## [Required work]
Your task is to reproduce the material exactly.

## [The data]
>>>
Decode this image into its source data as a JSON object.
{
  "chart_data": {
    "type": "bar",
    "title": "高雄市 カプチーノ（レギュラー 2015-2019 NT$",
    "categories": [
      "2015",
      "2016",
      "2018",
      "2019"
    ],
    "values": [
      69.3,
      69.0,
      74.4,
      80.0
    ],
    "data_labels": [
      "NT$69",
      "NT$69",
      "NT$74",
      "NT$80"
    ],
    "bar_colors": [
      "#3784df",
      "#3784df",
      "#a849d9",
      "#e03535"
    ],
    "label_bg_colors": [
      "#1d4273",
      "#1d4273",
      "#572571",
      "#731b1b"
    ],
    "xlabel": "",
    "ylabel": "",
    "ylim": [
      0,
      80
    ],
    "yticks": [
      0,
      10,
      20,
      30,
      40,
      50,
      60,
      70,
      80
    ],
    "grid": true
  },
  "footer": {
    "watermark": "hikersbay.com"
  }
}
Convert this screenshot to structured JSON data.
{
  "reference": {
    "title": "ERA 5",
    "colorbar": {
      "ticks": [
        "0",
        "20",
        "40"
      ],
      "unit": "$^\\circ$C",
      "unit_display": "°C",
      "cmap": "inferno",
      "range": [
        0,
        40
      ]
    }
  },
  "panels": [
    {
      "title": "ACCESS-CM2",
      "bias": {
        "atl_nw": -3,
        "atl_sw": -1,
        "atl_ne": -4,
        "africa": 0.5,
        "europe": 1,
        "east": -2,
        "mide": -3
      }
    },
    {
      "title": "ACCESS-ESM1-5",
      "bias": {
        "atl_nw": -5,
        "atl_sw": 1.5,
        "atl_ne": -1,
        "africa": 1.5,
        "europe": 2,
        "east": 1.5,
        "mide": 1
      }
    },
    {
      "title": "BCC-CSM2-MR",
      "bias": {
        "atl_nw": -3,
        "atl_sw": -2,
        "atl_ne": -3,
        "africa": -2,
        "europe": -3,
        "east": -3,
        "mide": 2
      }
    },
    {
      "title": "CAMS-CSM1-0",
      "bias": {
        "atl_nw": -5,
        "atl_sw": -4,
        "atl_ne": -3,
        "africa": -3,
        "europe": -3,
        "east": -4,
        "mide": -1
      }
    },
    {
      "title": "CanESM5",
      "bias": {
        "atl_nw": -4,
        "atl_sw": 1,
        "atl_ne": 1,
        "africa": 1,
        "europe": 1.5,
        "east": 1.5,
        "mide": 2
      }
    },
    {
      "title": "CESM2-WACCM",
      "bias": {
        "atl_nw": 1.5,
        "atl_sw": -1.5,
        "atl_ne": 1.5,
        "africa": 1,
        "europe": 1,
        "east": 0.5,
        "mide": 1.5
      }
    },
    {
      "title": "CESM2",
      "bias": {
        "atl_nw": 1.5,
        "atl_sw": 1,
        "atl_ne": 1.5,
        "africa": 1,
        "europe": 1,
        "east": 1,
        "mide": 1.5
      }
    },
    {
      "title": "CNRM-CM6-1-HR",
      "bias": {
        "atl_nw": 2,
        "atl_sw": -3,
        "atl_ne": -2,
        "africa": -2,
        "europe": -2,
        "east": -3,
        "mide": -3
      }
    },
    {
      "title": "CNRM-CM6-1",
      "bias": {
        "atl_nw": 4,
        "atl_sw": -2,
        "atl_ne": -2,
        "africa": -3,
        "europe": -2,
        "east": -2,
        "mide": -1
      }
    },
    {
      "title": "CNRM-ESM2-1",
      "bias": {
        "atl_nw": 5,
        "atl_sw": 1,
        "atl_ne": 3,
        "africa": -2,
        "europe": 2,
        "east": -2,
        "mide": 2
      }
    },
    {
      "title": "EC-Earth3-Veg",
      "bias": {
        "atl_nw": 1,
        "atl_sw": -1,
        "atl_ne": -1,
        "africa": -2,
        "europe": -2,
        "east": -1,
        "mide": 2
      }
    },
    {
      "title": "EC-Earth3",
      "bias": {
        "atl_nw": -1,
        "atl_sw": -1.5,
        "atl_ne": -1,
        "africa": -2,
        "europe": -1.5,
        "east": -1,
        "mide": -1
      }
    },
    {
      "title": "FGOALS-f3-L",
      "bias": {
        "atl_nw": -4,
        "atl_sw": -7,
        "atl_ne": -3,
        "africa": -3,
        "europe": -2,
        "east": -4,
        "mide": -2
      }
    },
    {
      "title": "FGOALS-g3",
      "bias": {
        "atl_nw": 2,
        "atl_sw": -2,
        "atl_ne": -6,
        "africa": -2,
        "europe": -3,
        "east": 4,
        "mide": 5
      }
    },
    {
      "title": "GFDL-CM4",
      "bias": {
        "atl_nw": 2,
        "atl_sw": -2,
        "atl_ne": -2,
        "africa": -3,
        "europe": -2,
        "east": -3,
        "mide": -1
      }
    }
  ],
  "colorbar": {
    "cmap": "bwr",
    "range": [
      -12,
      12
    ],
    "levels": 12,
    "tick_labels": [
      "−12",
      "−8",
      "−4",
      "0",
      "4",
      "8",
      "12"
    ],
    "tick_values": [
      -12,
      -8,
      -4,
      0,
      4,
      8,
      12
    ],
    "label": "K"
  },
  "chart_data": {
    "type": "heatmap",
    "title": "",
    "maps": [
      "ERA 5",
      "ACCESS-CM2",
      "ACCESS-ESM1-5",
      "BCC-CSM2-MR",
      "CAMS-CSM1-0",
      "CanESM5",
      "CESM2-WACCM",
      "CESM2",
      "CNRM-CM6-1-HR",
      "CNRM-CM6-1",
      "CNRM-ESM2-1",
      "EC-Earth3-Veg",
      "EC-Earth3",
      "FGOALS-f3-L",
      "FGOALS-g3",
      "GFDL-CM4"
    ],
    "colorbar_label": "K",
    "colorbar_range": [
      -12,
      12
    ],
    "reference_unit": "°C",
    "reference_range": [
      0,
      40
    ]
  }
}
<<<
## [Final result]
Decode this image into its source data as a JSON object.
{
  "chart_data": {
    "type": "bar",
    "title": "高雄市 カプチーノ（レギュラー 2015-2019 NT$",
    "categories": [
      "2015",
      "2016",
      "2018",
      "2019"
    ],
    "values": [
      69.3,
      69.0,
      74.4,
      80.0
    ],
    "data_labels": [
      "NT$69",
      "NT$69",
      "NT$74",
      "NT$80"
    ],
    "bar_colors": [
      "#3784df",
      "#3784df",
      "#a849d9",
      "#e03535"
    ],
    "label_bg_colors": [
      "#1d4273",
      "#1d4273",
      "#572571",
      "#731b1b"
    ],
    "xlabel": "",
    "ylabel": "",
    "ylim": [
      0,
      80
    ],
    "yticks": [
      0,
      10,
      20,
      30,
      40,
      50,
      60,
      70,
      80
    ],
    "grid": true
  },
  "footer": {
    "watermark": "hikersbay.com"
  }
}
Convert this screenshot to structured JSON data.
{
  "reference": {
    "title": "ERA 5",
    "colorbar": {
      "ticks": [
        "0",
        "20",
        "40"
      ],
      "unit": "$^\\circ$C",
      "unit_display": "°C",
      "cmap": "inferno",
      "range": [
        0,
        40
      ]
    }
  },
  "panels": [
    {
      "title": "ACCESS-CM2",
      "bias": {
        "atl_nw": -3,
        "atl_sw": -1,
        "atl_ne": -4,
        "africa": 0.5,
        "europe": 1,
        "east": -2,
        "mide": -3
      }
    },
    {
      "title": "ACCESS-ESM1-5",
      "bias": {
        "atl_nw": -5,
        "atl_sw": 1.5,
        "atl_ne": -1,
        "africa": 1.5,
        "europe": 2,
        "east": 1.5,
        "mide": 1
      }
    },
    {
      "title": "BCC-CSM2-MR",
      "bias": {
        "atl_nw": -3,
        "atl_sw": -2,
        "atl_ne": -3,
        "africa": -2,
        "europe": -3,
        "east": -3,
        "mide": 2
      }
    },
    {
      "title": "CAMS-CSM1-0",
      "bias": {
        "atl_nw": -5,
        "atl_sw": -4,
        "atl_ne": -3,
        "africa": -3,
        "europe": -3,
        "east": -4,
        "mide": -1
      }
    },
    {
      "title": "CanESM5",
      "bias": {
        "atl_nw": -4,
        "atl_sw": 1,
        "atl_ne": 1,
        "africa": 1,
        "europe": 1.5,
        "east": 1.5,
        "mide": 2
      }
    },
    {
      "title": "CESM2-WACCM",
      "bias": {
        "atl_nw": 1.5,
        "atl_sw": -1.5,
        "atl_ne": 1.5,
        "africa": 1,
        "europe": 1,
        "east": 0.5,
        "mide": 1.5
      }
    },
    {
      "title": "CESM2",
      "bias": {
        "atl_nw": 1.5,
        "atl_sw": 1,
        "atl_ne": 1.5,
        "africa": 1,
        "europe": 1,
        "east": 1,
        "mide": 1.5
      }
    },
    {
      "title": "CNRM-CM6-1-HR",
      "bias": {
        "atl_nw": 2,
        "atl_sw": -3,
        "atl_ne": -2,
        "africa": -2,
        "europe": -2,
        "east": -3,
        "mide": -3
      }
    },
    {
      "title": "CNRM-CM6-1",
      "bias": {
        "atl_nw": 4,
        "atl_sw": -2,
        "atl_ne": -2,
        "africa": -3,
        "europe": -2,
        "east": -2,
        "mide": -1
      }
    },
    {
      "title": "CNRM-ESM2-1",
      "bias": {
        "atl_nw": 5,
        "atl_sw": 1,
        "atl_ne": 3,
        "africa": -2,
        "europe": 2,
        "east": -2,
        "mide": 2
      }
    },
    {
      "title": "EC-Earth3-Veg",
      "bias": {
        "atl_nw": 1,
        "atl_sw": -1,
        "atl_ne": -1,
        "africa": -2,
        "europe": -2,
        "east": -1,
        "mide": 2
      }
    },
    {
      "title": "EC-Earth3",
      "bias": {
        "atl_nw": -1,
        "atl_sw": -1.5,
        "atl_ne": -1,
        "africa": -2,
        "europe": -1.5,
        "east": -1,
        "mide": -1
      }
    },
    {
      "title": "FGOALS-f3-L",
      "bias": {
        "atl_nw": -4,
        "atl_sw": -7,
        "atl_ne": -3,
        "africa": -3,
        "europe": -2,
        "east": -4,
        "mide": -2
      }
    },
    {
      "title": "FGOALS-g3",
      "bias": {
        "atl_nw": 2,
        "atl_sw": -2,
        "atl_ne": -6,
        "africa": -2,
        "europe": -3,
        "east": 4,
        "mide": 5
      }
    },
    {
      "title": "GFDL-CM4",
      "bias": {
        "atl_nw": 2,
        "atl_sw": -2,
        "atl_ne": -2,
        "africa": -3,
        "europe": -2,
        "east": -3,
        "mide": -1
      }
    }
  ],
  "colorbar": {
    "cmap": "bwr",
    "range": [
      -12,
      12
    ],
    "levels": 12,
    "tick_labels": [
      "−12",
      "−8",
      "−4",
      "0",
      "4",
      "8",
      "12"
    ],
    "tick_values": [
      -12,
      -8,
      -4,
      0,
      4,
      8,
      12
    ],
    "label": "K"
  },
  "chart_data": {
    "type": "heatmap",
    "title": "",
    "maps": [
      "ERA 5",
      "ACCESS-CM2",
      "ACCESS-ESM1-5",
      "BCC-CSM2-MR",
      "CAMS-CSM1-0",
      "CanESM5",
      "CESM2-WACCM",
      "CESM2",
      "CNRM-CM6-1-HR",
      "CNRM-CM6-1",
      "CNRM-ESM2-1",
      "EC-Earth3-Veg",
      "EC-Earth3",
      "FGOALS-f3-L",
      "FGOALS-g3",
      "GFDL-CM4"
    ],
    "colorbar_label": "K",
    "colorbar_range": [
      -12,
      12
    ],
    "reference_unit": "°C",
    "reference_range": [
      0,
      40
    ]
  }
}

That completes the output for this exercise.